## WHAT IS NEEDED
Extract and list every line that contains the word "tarczowo".

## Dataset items
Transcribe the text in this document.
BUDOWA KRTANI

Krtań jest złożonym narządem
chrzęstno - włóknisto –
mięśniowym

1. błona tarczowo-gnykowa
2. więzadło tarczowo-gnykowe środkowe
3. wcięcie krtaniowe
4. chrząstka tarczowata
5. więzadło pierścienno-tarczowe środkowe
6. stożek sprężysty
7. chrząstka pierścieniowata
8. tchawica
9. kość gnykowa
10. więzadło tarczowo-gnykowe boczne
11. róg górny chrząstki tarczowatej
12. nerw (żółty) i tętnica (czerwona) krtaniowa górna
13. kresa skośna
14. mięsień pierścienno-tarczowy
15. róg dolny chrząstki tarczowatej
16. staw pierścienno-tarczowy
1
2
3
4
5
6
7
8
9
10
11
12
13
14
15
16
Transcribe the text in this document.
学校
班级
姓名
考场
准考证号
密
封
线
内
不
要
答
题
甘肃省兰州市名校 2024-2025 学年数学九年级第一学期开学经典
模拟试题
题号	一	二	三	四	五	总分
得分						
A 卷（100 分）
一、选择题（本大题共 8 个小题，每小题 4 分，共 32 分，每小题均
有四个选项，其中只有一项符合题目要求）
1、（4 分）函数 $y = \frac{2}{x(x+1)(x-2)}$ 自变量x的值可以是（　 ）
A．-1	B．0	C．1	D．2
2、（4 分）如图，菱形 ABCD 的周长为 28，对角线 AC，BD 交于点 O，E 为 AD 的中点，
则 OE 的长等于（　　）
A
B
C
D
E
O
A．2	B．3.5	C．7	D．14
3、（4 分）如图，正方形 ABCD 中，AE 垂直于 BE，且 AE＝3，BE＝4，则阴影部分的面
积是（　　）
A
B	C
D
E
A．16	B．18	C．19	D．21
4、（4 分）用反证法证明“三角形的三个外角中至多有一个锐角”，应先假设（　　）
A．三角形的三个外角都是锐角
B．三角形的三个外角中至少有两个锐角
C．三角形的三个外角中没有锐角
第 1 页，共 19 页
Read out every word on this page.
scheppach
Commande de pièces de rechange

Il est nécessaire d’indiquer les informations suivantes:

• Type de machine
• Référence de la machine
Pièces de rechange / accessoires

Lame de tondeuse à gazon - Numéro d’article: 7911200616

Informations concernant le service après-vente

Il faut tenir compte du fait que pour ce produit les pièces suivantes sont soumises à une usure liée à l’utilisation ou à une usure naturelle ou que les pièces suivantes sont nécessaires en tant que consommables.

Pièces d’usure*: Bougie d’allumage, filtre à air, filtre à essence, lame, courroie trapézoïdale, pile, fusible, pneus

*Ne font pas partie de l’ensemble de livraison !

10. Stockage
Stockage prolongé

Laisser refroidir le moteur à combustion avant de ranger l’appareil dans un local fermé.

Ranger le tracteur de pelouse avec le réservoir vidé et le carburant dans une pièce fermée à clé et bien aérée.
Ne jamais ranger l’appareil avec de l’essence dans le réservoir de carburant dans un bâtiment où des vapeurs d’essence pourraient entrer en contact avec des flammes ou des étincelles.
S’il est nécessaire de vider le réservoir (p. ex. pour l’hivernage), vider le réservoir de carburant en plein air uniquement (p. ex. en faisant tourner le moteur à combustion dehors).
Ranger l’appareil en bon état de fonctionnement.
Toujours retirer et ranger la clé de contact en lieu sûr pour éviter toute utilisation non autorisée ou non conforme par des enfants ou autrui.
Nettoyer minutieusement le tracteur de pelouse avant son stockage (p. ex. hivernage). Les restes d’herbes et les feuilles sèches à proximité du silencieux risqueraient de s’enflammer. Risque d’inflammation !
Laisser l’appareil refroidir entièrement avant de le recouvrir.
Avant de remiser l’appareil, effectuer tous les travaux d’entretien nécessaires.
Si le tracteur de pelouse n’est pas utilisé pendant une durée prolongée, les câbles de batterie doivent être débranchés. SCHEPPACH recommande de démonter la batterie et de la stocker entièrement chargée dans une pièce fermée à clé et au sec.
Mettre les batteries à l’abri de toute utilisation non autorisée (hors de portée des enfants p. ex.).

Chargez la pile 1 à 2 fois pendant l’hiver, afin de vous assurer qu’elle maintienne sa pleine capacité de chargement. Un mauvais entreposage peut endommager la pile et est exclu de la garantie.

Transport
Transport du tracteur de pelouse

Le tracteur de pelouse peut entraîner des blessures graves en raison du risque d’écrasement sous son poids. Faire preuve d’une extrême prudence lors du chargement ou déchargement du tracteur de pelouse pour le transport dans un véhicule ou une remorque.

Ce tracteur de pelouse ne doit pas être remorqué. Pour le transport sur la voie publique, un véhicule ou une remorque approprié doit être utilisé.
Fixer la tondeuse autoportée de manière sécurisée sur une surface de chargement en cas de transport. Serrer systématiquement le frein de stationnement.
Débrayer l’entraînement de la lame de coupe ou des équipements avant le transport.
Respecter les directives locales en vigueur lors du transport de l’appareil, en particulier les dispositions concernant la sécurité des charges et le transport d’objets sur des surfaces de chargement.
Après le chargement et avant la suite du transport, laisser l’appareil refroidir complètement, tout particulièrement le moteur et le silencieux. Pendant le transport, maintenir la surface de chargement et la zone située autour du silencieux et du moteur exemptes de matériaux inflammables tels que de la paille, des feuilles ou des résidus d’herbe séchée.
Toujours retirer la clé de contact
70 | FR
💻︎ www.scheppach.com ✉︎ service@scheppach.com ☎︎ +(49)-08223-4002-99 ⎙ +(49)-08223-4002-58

## EXERCISE RESULT
1. błona tarczowo-gnykowa
2. więzadło tarczowo-gnykowe środkowe
10. więzadło tarczowo-gnykowe boczne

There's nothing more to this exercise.